------ Supplied information
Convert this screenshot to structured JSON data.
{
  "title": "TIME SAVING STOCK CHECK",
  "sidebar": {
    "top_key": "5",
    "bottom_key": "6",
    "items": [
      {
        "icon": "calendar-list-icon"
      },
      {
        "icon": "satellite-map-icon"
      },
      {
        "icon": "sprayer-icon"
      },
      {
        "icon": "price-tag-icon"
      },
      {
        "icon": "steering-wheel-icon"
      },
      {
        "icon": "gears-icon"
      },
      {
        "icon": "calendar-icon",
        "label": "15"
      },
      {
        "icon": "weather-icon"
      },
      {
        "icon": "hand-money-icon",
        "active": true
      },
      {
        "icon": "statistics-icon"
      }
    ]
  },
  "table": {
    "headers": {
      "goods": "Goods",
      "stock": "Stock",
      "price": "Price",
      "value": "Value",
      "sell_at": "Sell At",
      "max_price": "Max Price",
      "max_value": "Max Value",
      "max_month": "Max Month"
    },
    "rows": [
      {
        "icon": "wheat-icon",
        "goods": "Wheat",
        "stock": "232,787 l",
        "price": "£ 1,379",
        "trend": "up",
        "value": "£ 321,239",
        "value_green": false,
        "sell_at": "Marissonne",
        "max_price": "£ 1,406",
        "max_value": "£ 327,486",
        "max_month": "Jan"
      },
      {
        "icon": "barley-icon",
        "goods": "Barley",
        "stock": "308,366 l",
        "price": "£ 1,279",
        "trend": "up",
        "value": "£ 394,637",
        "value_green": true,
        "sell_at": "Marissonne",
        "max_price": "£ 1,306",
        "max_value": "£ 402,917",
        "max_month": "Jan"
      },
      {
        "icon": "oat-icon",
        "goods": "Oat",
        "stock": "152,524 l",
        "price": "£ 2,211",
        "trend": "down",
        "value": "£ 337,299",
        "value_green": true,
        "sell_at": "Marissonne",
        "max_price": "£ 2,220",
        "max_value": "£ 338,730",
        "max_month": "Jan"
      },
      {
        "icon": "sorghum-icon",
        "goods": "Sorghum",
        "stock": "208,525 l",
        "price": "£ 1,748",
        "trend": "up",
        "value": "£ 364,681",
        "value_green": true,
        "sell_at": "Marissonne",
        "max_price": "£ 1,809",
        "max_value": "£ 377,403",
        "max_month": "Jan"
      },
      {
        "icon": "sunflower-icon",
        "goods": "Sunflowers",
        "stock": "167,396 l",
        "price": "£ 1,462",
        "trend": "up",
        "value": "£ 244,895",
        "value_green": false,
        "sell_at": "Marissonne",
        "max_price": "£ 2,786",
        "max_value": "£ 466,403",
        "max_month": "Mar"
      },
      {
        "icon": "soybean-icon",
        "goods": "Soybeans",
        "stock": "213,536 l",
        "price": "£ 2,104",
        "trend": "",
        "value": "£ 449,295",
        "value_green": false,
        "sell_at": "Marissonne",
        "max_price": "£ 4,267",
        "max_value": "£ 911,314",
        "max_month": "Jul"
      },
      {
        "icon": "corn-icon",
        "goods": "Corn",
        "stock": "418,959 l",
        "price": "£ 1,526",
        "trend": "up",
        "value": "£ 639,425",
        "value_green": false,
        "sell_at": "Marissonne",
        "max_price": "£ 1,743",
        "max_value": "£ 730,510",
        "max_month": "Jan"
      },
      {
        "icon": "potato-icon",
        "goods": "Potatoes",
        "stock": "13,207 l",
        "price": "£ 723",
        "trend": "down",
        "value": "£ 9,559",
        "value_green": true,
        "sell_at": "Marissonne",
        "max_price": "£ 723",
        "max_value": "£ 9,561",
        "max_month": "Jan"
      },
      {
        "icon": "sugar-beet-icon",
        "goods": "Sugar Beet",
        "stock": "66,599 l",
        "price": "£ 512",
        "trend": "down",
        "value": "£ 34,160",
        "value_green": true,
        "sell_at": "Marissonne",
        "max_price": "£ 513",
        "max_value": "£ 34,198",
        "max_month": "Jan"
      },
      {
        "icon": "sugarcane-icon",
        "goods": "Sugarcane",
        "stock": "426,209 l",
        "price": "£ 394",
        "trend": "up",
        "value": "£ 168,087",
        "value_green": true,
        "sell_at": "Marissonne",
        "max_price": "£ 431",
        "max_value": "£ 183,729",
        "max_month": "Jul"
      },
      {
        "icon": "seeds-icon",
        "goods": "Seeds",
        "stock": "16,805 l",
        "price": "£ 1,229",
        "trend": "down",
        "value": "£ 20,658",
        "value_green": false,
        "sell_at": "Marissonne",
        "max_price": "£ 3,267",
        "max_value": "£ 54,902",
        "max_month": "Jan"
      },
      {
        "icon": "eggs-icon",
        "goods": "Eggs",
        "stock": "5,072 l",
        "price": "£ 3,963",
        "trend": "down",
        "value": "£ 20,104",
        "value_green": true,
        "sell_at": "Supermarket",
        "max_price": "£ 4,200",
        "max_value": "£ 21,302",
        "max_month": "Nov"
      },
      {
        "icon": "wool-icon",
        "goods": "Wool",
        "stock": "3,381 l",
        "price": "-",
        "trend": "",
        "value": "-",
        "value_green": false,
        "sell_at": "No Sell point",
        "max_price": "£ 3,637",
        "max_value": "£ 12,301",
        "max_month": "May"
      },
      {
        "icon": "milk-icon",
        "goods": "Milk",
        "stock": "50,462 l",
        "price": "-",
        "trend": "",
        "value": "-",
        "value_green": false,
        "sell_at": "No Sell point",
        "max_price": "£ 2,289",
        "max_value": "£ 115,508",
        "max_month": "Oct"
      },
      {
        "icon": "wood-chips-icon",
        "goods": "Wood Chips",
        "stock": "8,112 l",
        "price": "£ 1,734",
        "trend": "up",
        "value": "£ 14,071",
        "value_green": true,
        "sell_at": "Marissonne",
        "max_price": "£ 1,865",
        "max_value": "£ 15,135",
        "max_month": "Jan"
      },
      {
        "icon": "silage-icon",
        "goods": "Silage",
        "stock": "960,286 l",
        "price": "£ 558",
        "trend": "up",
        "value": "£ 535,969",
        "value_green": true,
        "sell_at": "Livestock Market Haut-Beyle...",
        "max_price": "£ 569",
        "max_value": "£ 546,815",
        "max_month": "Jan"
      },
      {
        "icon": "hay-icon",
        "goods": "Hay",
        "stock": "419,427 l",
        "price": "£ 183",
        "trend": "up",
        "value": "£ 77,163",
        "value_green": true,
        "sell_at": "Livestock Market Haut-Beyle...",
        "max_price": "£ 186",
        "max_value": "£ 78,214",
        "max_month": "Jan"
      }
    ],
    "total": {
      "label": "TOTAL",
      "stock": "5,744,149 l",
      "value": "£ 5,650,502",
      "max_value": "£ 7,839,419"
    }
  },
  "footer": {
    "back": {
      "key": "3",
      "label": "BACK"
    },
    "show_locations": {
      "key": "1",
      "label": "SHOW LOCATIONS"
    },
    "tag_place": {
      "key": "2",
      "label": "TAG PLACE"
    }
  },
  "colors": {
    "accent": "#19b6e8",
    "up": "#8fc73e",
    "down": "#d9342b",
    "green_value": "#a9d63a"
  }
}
------------
__The problem__:
Please set down each line of the records exactly as given.

__Output__:
Convert this screenshot to structured JSON data.
{
  "title": "TIME SAVING STOCK CHECK",
  "sidebar": {
    "top_key": "5",
    "bottom_key": "6",
    "items": [
      {
        "icon": "calendar-list-icon"
      },
      {
        "icon": "satellite-map-icon"
      },
      {
        "icon": "sprayer-icon"
      },
      {
        "icon": "price-tag-icon"
      },
      {
        "icon": "steering-wheel-icon"
      },
      {
        "icon": "gears-icon"
      },
      {
        "icon": "calendar-icon",
        "label": "15"
      },
      {
        "icon": "weather-icon"
      },
      {
        "icon": "hand-money-icon",
        "active": true
      },
      {
        "icon": "statistics-icon"
      }
    ]
  },
  "table": {
    "headers": {
      "goods": "Goods",
      "stock": "Stock",
      "price": "Price",
      "value": "Value",
      "sell_at": "Sell At",
      "max_price": "Max Price",
      "max_value": "Max Value",
      "max_month": "Max Month"
    },
    "rows": [
      {
        "icon": "wheat-icon",
        "goods": "Wheat",
        "stock": "232,787 l",
        "price": "£ 1,379",
        "trend": "up",
        "value": "£ 321,239",
        "value_green": false,
        "sell_at": "Marissonne",
        "max_price": "£ 1,406",
        "max_value": "£ 327,486",
        "max_month": "Jan"
      },
      {
        "icon": "barley-icon",
        "goods": "Barley",
        "stock": "308,366 l",
        "price": "£ 1,279",
        "trend": "up",
        "value": "£ 394,637",
        "value_green": true,
        "sell_at": "Marissonne",
        "max_price": "£ 1,306",
        "max_value": "£ 402,917",
        "max_month": "Jan"
      },
      {
        "icon": "oat-icon",
        "goods": "Oat",
        "stock": "152,524 l",
        "price": "£ 2,211",
        "trend": "down",
        "value": "£ 337,299",
        "value_green": true,
        "sell_at": "Marissonne",
        "max_price": "£ 2,220",
        "max_value": "£ 338,730",
        "max_month": "Jan"
      },
      {
        "icon": "sorghum-icon",
        "goods": "Sorghum",
        "stock": "208,525 l",
        "price": "£ 1,748",
        "trend": "up",
        "value": "£ 364,681",
        "value_green": true,
        "sell_at": "Marissonne",
        "max_price": "£ 1,809",
        "max_value": "£ 377,403",
        "max_month": "Jan"
      },
      {
        "icon": "sunflower-icon",
        "goods": "Sunflowers",
        "stock": "167,396 l",
        "price": "£ 1,462",
        "trend": "up",
        "value": "£ 244,895",
        "value_green": false,
        "sell_at": "Marissonne",
        "max_price": "£ 2,786",
        "max_value": "£ 466,403",
        "max_month": "Mar"
      },
      {
        "icon": "soybean-icon",
        "goods": "Soybeans",
        "stock": "213,536 l",
        "price": "£ 2,104",
        "trend": "",
        "value": "£ 449,295",
        "value_green": false,
        "sell_at": "Marissonne",
        "max_price": "£ 4,267",
        "max_value": "£ 911,314",
        "max_month": "Jul"
      },
      {
        "icon": "corn-icon",
        "goods": "Corn",
        "stock": "418,959 l",
        "price": "£ 1,526",
        "trend": "up",
        "value": "£ 639,425",
        "value_green": false,
        "sell_at": "Marissonne",
        "max_price": "£ 1,743",
        "max_value": "£ 730,510",
        "max_month": "Jan"
      },
      {
        "icon": "potato-icon",
        "goods": "Potatoes",
        "stock": "13,207 l",
        "price": "£ 723",
        "trend": "down",
        "value": "£ 9,559",
        "value_green": true,
        "sell_at": "Marissonne",
        "max_price": "£ 723",
        "max_value": "£ 9,561",
        "max_month": "Jan"
      },
      {
        "icon": "sugar-beet-icon",
        "goods": "Sugar Beet",
        "stock": "66,599 l",
        "price": "£ 512",
        "trend": "down",
        "value": "£ 34,160",
        "value_green": true,
        "sell_at": "Marissonne",
        "max_price": "£ 513",
        "max_value": "£ 34,198",
        "max_month": "Jan"
      },
      {
        "icon": "sugarcane-icon",
        "goods": "Sugarcane",
        "stock": "426,209 l",
        "price": "£ 394",
        "trend": "up",
        "value": "£ 168,087",
        "value_green": true,
        "sell_at": "Marissonne",
        "max_price": "£ 431",
        "max_value": "£ 183,729",
        "max_month": "Jul"
      },
      {
        "icon": "seeds-icon",
        "goods": "Seeds",
        "stock": "16,805 l",
        "price": "£ 1,229",
        "trend": "down",
        "value": "£ 20,658",
        "value_green": false,
        "sell_at": "Marissonne",
        "max_price": "£ 3,267",
        "max_value": "£ 54,902",
        "max_month": "Jan"
      },
      {
        "icon": "eggs-icon",
        "goods": "Eggs",
        "stock": "5,072 l",
        "price": "£ 3,963",
        "trend": "down",
        "value": "£ 20,104",
        "value_green": true,
        "sell_at": "Supermarket",
        "max_price": "£ 4,200",
        "max_value": "£ 21,302",
        "max_month": "Nov"
      },
      {
        "icon": "wool-icon",
        "goods": "Wool",
        "stock": "3,381 l",
        "price": "-",
        "trend": "",
        "value": "-",
        "value_green": false,
        "sell_at": "No Sell point",
        "max_price": "£ 3,637",
        "max_value": "£ 12,301",
        "max_month": "May"
      },
      {
        "icon": "milk-icon",
        "goods": "Milk",
        "stock": "50,462 l",
        "price": "-",
        "trend": "",
        "value": "-",
        "value_green": false,
        "sell_at": "No Sell point",
        "max_price": "£ 2,289",
        "max_value": "£ 115,508",
        "max_month": "Oct"
      },
      {
        "icon": "wood-chips-icon",
        "goods": "Wood Chips",
        "stock": "8,112 l",
        "price": "£ 1,734",
        "trend": "up",
        "value": "£ 14,071",
        "value_green": true,
        "sell_at": "Marissonne",
        "max_price": "£ 1,865",
        "max_value": "£ 15,135",
        "max_month": "Jan"
      },
      {
        "icon": "silage-icon",
        "goods": "Silage",
        "stock": "960,286 l",
        "price": "£ 558",
        "trend": "up",
        "value": "£ 535,969",
        "value_green": true,
        "sell_at": "Livestock Market Haut-Beyle...",
        "max_price": "£ 569",
        "max_value": "£ 546,815",
        "max_month": "Jan"
      },
      {
        "icon": "hay-icon",
        "goods": "Hay",
        "stock": "419,427 l",
        "price": "£ 183",
        "trend": "up",
        "value": "£ 77,163",
        "value_green": true,
        "sell_at": "Livestock Market Haut-Beyle...",
        "max_price": "£ 186",
        "max_value": "£ 78,214",
        "max_month": "Jan"
      }
    ],
    "total": {
      "label": "TOTAL",
      "stock": "5,744,149 l",
      "value": "£ 5,650,502",
      "max_value": "£ 7,839,419"
    }
  },
  "footer": {
    "back": {
      "key": "3",
      "label": "BACK"
    },
    "show_locations": {
      "key": "1",
      "label": "SHOW LOCATIONS"
    },
    "tag_place": {
      "key": "2",
      "label": "TAG PLACE"
    }
  },
  "colors": {
    "accent": "#19b6e8",
    "up": "#8fc73e",
    "down": "#d9342b",
    "green_value": "#a9d63a"
  }
}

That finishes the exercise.